START DATA EXCERPTS
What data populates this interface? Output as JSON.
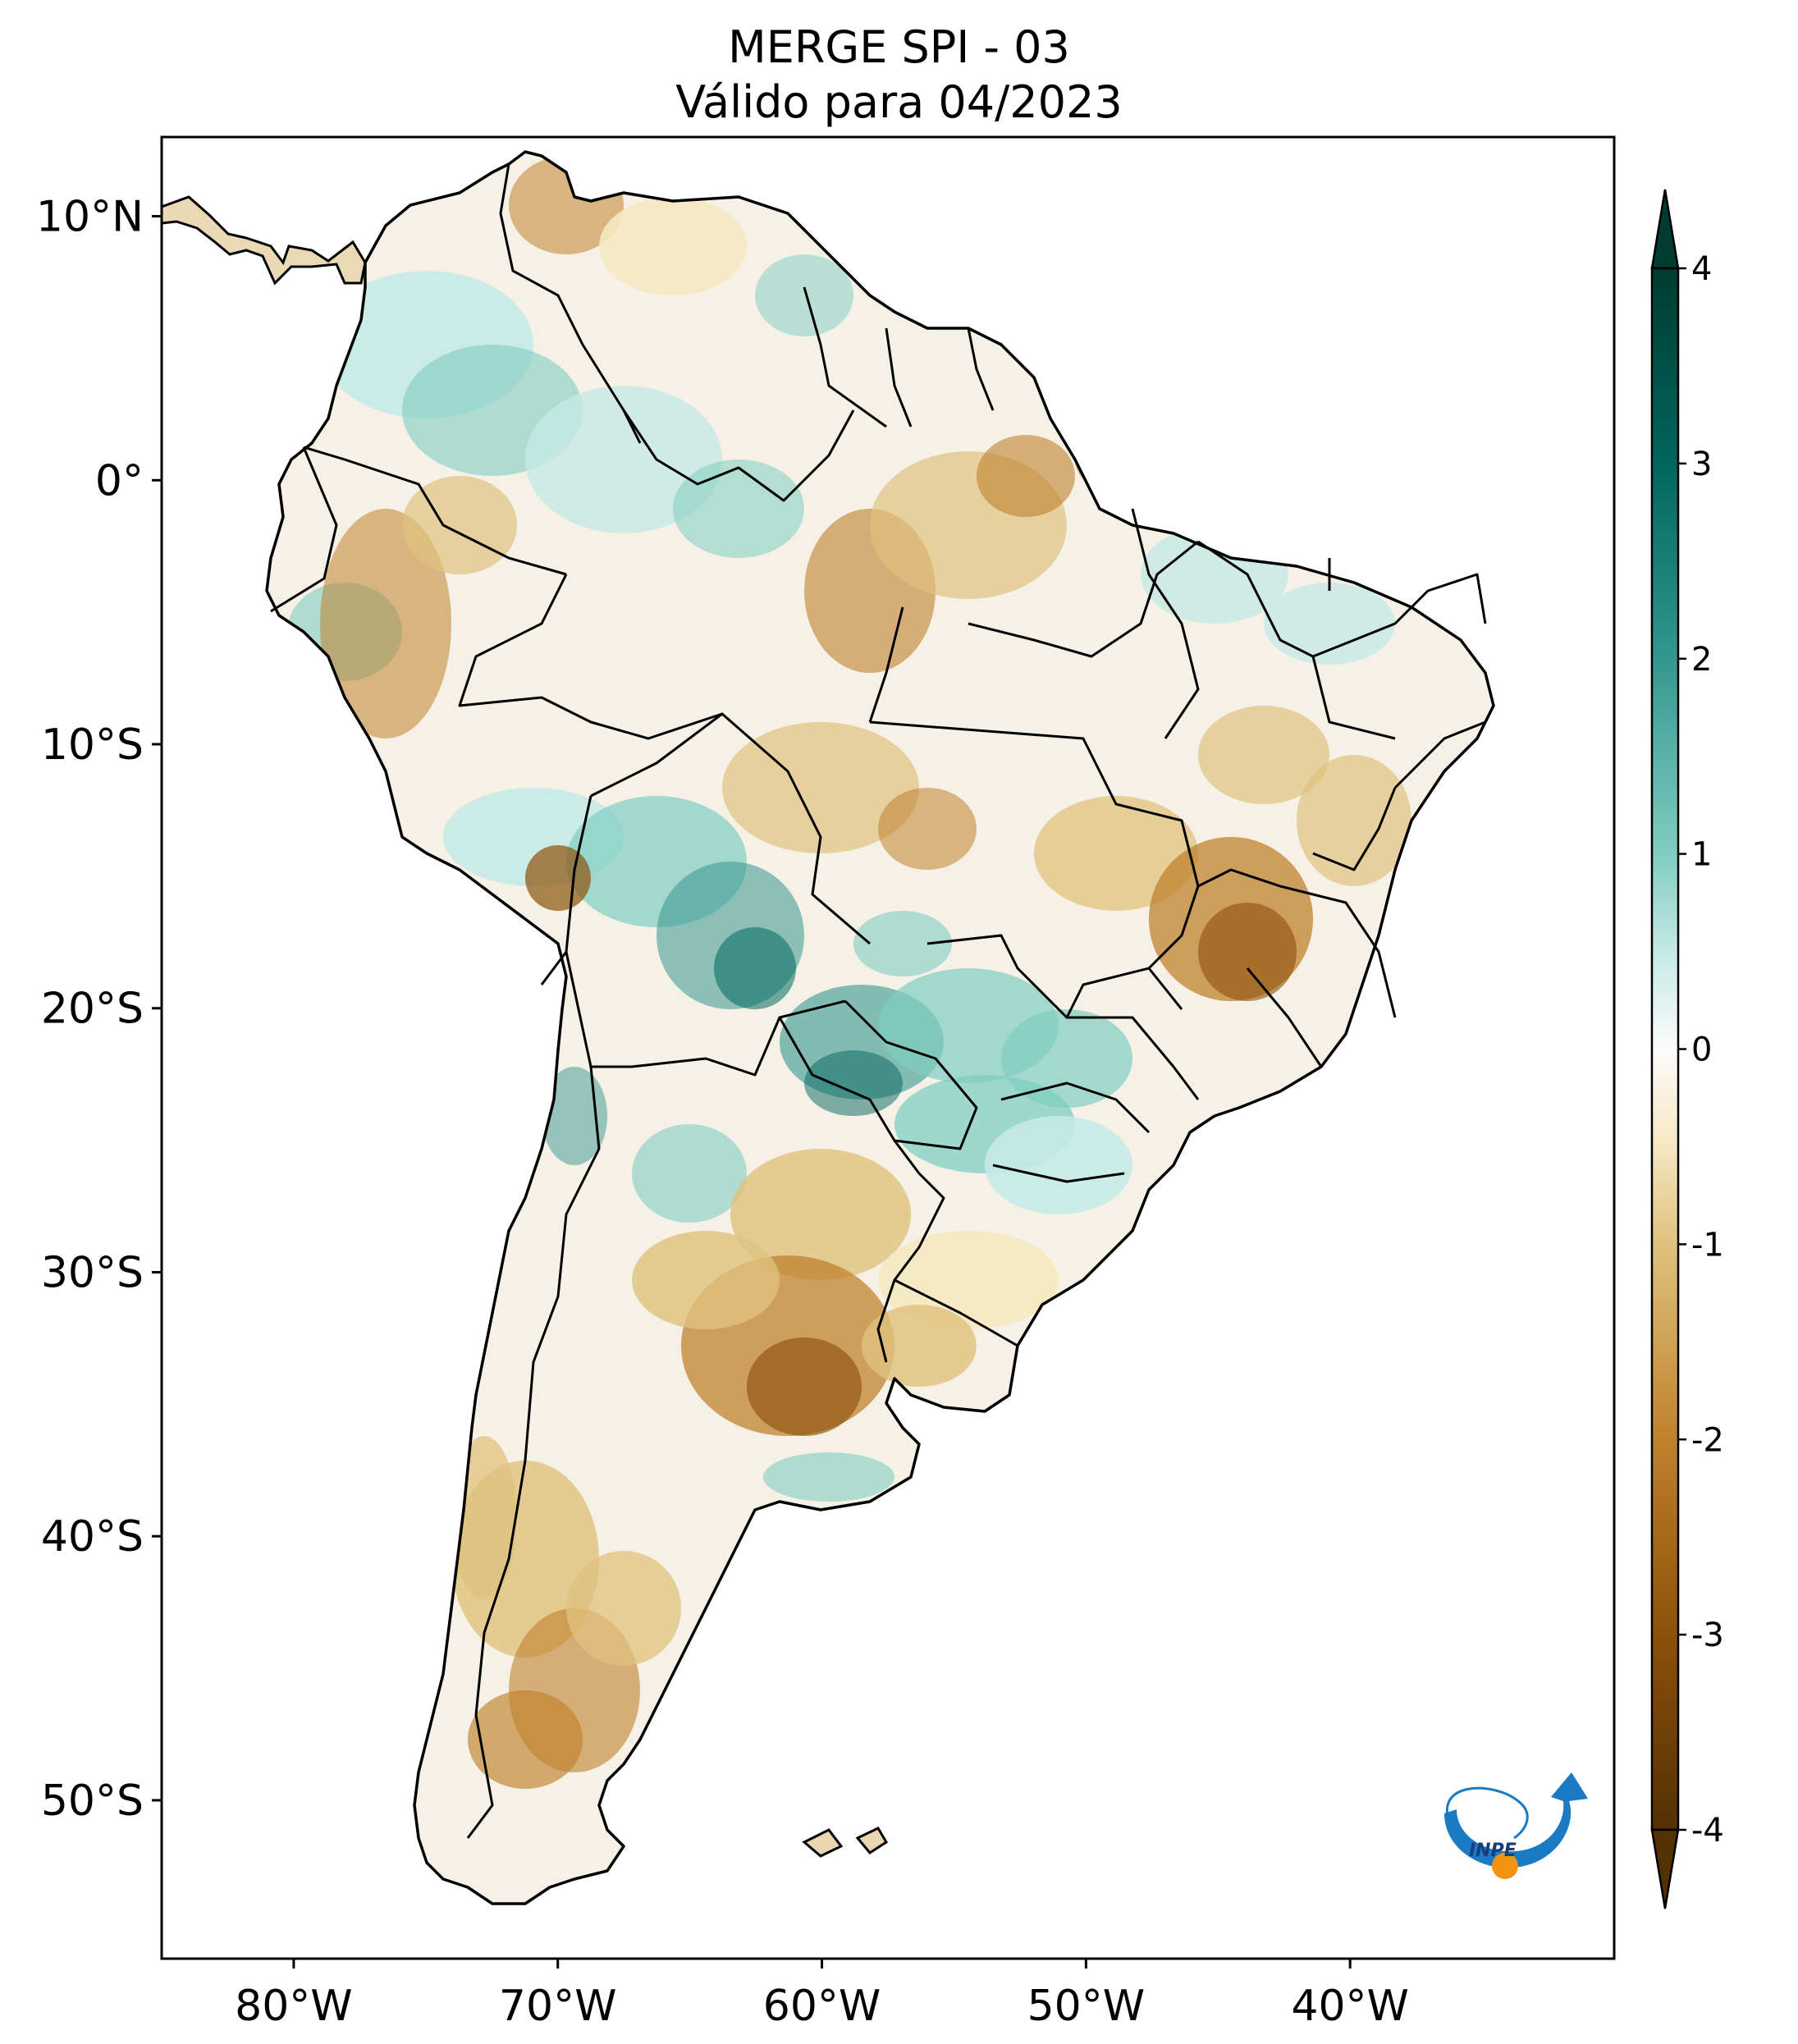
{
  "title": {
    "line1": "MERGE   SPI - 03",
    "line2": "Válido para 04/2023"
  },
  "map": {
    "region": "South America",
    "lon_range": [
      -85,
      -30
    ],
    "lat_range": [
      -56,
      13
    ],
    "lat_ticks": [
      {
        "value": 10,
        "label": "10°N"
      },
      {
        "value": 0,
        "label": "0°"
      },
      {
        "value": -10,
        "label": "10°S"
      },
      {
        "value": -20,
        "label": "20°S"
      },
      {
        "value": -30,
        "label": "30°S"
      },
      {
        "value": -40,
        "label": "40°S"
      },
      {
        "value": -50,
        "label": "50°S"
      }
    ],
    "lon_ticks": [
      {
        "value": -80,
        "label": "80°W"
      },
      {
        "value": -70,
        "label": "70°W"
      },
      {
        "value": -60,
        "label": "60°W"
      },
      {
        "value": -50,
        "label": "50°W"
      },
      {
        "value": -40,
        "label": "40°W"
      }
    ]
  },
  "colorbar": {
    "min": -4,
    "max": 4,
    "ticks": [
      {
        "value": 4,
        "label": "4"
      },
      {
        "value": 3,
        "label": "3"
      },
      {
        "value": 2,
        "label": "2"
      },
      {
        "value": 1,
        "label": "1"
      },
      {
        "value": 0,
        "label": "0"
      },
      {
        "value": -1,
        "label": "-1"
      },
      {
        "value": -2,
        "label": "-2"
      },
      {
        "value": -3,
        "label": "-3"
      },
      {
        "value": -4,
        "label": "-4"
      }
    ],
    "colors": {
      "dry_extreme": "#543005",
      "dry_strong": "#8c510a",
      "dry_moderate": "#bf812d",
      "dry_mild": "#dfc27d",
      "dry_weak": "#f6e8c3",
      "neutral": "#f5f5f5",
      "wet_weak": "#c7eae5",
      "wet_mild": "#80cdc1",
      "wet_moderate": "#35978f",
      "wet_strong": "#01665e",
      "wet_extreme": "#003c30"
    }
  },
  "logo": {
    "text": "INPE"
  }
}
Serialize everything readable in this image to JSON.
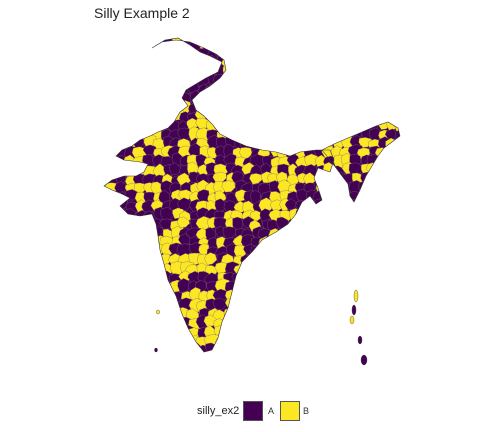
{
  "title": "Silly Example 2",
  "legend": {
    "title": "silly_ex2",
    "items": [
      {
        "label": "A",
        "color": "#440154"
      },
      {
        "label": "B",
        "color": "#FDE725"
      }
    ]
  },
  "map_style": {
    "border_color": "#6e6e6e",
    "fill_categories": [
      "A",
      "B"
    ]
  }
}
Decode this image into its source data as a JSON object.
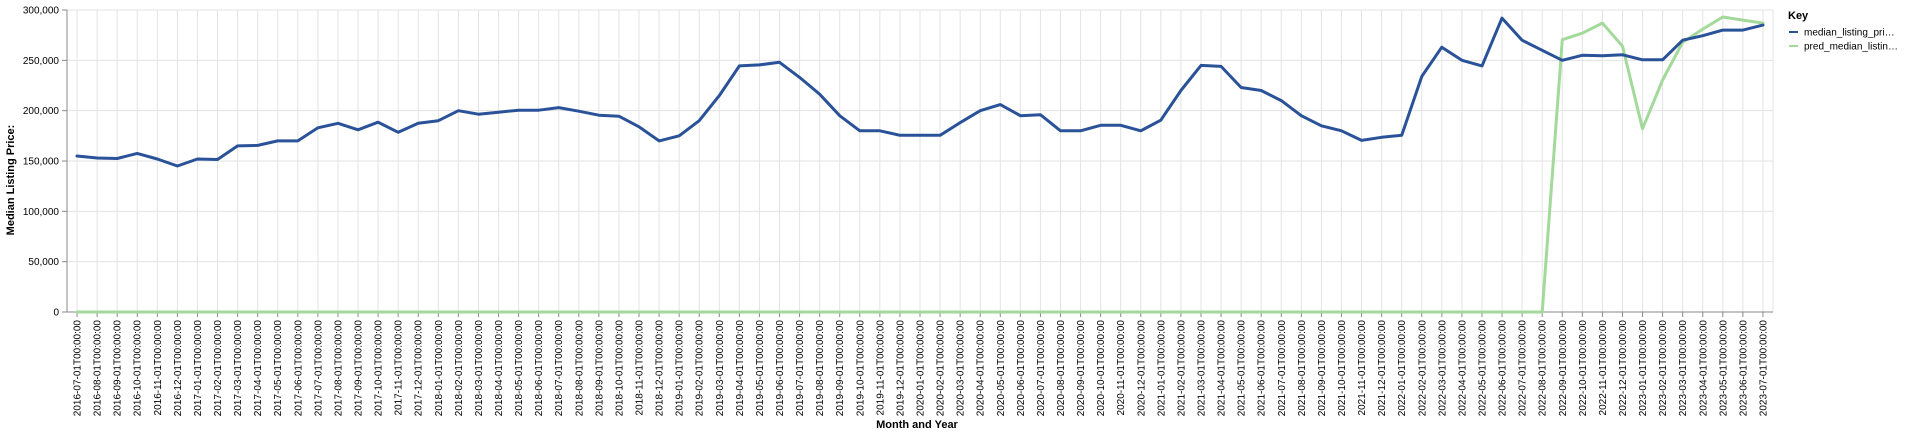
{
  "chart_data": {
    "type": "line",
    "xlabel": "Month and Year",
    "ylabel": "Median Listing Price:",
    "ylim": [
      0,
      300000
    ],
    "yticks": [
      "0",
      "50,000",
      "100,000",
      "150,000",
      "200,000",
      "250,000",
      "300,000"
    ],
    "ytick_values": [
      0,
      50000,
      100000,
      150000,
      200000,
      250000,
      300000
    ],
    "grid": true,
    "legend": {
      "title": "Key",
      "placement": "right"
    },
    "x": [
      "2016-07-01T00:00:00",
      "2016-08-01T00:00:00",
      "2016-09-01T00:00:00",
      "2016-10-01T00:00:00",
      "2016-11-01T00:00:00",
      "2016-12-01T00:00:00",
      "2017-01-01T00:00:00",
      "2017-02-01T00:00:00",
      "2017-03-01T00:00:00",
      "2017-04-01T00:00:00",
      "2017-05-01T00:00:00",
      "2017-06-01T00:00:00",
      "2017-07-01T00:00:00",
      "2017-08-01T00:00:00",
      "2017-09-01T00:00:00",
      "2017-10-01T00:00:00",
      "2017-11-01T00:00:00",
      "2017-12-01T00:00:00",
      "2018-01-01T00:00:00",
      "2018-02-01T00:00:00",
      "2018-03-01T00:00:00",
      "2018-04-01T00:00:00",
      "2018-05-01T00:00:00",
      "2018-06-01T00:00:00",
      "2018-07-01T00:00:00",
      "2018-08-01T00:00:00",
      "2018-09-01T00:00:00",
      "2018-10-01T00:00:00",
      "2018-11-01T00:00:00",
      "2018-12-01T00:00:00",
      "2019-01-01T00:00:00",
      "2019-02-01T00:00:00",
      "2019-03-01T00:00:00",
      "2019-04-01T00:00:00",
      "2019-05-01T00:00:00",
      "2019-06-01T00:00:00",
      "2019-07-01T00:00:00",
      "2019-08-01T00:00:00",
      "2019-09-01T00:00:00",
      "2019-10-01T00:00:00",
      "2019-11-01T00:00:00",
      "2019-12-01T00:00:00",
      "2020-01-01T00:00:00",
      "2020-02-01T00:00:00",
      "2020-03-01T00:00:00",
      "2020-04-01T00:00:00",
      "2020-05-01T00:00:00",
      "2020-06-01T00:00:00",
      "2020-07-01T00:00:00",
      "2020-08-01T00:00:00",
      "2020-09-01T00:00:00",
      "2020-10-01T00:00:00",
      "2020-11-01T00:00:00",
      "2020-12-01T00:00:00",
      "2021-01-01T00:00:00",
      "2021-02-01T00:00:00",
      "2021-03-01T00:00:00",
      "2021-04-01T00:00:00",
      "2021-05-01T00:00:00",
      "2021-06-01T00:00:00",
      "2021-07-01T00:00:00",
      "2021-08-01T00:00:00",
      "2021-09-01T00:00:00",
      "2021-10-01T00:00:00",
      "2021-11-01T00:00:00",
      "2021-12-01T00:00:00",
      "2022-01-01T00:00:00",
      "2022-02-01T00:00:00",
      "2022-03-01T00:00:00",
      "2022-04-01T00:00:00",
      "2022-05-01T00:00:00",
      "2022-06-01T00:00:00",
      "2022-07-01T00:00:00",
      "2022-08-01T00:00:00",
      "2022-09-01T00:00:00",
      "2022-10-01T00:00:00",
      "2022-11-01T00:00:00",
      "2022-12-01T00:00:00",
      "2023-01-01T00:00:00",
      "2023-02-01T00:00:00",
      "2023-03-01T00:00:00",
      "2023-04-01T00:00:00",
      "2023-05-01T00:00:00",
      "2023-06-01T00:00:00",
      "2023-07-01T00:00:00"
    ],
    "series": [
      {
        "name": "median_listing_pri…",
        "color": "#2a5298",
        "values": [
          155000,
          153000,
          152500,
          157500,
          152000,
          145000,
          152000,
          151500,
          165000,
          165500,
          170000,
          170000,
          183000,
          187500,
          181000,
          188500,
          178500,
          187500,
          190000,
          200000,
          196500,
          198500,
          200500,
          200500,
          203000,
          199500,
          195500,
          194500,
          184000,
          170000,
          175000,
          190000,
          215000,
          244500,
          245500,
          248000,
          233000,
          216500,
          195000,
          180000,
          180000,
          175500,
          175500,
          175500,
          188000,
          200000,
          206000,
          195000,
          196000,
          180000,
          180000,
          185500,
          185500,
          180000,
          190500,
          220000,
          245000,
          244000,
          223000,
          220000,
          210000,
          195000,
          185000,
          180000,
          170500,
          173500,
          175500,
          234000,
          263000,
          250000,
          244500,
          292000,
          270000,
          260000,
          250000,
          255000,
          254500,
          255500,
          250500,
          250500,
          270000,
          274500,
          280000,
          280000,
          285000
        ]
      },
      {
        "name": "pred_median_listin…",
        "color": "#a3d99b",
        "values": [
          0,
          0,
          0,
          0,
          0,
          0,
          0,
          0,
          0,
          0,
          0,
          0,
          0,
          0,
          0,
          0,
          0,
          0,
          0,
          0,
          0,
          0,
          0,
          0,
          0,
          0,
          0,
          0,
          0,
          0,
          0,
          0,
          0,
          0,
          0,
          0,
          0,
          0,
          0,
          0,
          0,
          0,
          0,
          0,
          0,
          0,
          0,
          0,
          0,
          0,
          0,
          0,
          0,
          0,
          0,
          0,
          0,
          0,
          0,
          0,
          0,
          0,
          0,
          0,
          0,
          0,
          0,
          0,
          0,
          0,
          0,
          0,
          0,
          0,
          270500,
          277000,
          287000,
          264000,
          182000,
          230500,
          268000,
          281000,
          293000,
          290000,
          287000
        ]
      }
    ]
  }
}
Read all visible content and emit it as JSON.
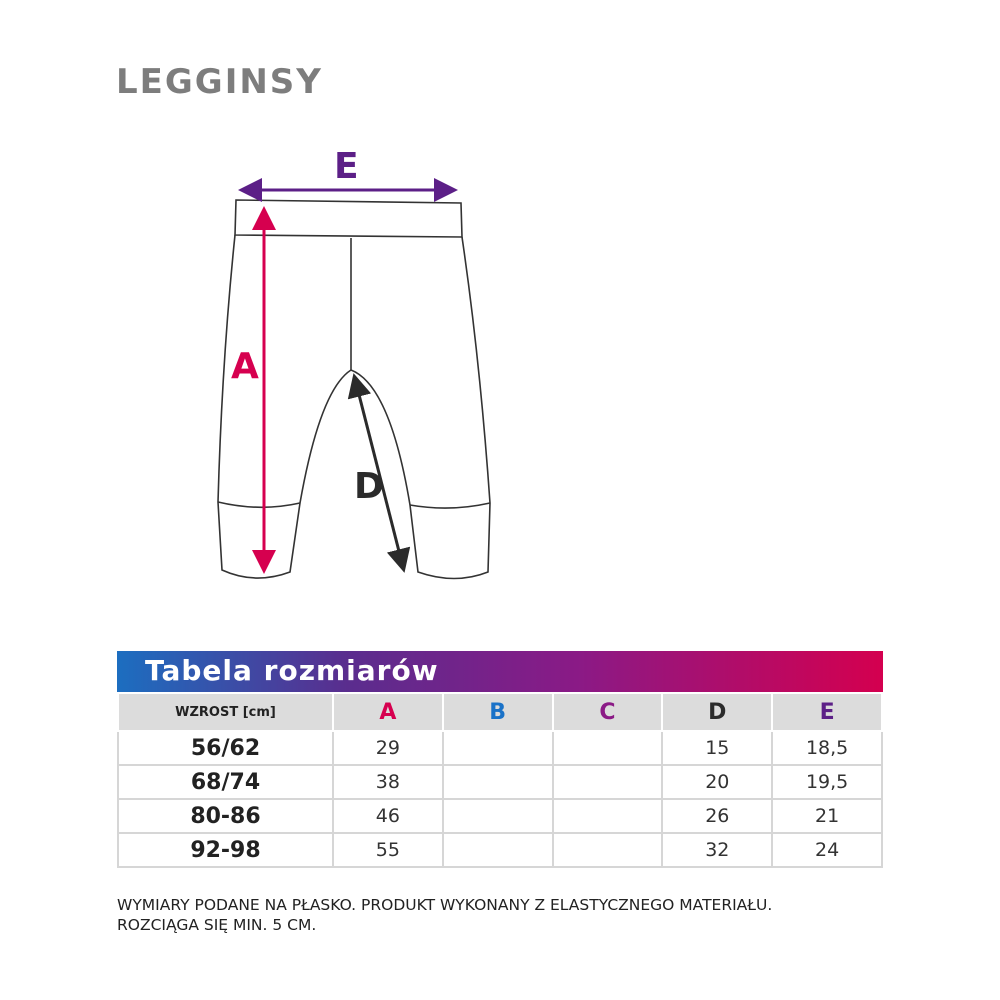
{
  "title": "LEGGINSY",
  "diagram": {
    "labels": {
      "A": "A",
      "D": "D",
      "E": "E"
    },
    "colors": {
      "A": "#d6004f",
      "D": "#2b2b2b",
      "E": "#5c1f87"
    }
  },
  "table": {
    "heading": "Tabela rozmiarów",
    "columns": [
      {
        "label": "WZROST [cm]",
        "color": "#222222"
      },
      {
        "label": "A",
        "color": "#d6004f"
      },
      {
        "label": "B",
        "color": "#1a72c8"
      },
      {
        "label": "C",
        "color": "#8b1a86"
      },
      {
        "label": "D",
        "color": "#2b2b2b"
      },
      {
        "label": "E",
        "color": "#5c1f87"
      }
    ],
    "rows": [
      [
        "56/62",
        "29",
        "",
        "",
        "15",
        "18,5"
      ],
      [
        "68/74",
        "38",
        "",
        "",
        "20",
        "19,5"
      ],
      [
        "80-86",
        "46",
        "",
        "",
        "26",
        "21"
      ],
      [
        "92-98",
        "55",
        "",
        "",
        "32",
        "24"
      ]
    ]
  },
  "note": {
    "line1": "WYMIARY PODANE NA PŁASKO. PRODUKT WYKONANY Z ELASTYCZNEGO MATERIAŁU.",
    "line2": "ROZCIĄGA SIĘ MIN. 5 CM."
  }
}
END DATA EXCERPTS
PROBLEM REQUIREMENTS: Select, from the listing, all lines that include the word "this".

SOLUTION BELOW:
What data populates this interface? Output as JSON.
Serialize everything readable in this image to JSON.
Decode this image into its source data as a JSON object.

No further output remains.